Data entries:
== == ==
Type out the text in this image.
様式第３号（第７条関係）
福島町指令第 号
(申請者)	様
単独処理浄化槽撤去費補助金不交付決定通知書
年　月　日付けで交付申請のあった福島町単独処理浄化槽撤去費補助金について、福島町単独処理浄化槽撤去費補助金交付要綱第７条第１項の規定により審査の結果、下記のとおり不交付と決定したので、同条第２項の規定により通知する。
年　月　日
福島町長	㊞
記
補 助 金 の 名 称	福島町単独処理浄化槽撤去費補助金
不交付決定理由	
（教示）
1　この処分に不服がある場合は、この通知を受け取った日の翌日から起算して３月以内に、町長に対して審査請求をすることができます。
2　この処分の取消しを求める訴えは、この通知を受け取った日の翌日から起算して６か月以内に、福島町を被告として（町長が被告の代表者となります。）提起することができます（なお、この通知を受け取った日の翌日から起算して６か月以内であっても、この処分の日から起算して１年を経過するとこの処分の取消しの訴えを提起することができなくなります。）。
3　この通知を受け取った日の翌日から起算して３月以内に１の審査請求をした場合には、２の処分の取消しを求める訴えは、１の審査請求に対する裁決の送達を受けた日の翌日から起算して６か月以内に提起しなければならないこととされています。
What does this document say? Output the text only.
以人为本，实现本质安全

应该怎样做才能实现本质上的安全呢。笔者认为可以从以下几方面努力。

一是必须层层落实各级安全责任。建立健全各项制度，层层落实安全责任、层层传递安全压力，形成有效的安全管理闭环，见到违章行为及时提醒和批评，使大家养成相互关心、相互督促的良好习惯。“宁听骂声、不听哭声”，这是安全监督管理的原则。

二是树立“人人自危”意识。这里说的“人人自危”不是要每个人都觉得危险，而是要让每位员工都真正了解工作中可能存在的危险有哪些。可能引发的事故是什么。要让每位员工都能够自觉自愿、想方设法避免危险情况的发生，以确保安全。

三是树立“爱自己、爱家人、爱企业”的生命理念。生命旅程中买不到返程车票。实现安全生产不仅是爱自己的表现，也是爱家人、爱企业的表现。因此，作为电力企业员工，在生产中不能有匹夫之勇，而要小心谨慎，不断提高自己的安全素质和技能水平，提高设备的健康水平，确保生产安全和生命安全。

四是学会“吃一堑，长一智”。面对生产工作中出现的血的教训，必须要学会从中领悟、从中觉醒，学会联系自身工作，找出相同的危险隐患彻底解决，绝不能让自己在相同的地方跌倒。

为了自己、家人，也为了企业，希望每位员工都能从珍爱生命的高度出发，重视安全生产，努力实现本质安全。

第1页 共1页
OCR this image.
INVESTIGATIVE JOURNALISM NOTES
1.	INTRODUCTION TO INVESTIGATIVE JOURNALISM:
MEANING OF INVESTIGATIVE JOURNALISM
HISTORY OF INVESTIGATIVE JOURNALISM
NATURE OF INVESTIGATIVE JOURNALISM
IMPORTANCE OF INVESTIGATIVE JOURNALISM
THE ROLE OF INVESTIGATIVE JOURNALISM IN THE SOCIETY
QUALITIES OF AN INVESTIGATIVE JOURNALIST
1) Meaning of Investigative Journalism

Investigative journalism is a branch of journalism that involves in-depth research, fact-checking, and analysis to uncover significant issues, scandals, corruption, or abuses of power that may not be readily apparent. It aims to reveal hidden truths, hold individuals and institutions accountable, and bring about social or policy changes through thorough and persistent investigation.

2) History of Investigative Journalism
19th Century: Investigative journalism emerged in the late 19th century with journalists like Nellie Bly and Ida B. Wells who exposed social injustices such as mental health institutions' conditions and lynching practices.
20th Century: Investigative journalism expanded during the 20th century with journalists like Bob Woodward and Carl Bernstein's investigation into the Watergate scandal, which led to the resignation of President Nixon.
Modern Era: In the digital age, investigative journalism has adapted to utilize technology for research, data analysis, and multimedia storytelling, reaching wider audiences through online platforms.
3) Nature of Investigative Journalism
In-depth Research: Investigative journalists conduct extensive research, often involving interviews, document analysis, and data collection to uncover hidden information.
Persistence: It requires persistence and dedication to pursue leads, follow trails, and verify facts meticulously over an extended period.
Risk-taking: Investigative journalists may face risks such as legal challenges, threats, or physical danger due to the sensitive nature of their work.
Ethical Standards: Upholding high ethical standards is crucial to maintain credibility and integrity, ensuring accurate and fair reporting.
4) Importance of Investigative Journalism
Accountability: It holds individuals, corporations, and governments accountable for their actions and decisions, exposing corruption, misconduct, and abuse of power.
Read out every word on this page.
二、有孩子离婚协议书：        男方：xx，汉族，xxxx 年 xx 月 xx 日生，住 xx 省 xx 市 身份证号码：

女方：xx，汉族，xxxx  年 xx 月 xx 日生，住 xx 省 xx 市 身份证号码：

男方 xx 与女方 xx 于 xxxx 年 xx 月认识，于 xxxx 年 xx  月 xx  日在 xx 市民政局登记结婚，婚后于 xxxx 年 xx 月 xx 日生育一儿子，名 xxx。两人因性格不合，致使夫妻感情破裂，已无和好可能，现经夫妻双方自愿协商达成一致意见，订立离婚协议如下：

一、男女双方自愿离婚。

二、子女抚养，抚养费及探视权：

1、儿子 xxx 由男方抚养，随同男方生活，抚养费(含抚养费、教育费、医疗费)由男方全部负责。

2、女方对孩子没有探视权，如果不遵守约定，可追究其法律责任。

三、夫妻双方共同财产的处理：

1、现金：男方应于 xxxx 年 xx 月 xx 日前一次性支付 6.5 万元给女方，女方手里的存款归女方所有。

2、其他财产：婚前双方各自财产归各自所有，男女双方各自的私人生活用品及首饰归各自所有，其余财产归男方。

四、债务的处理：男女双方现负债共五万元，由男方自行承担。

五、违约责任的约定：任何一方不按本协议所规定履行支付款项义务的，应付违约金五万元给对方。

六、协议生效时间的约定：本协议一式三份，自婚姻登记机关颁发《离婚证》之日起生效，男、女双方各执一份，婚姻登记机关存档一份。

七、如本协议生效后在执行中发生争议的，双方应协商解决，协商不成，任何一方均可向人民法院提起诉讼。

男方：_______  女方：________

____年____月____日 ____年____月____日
== == ==
→ Task to complete
Scan the listing above for the word "such" and copy every line that holds it.

→ Output
19th Century: Investigative journalism emerged in the late 19th century with journalists like Nellie Bly and Ida B. Wells who exposed social injustices such as mental health institutions' conditions and lynching practices.
Risk-taking: Investigative journalists may face risks such as legal challenges, threats, or physical danger due to the sensitive nature of their work.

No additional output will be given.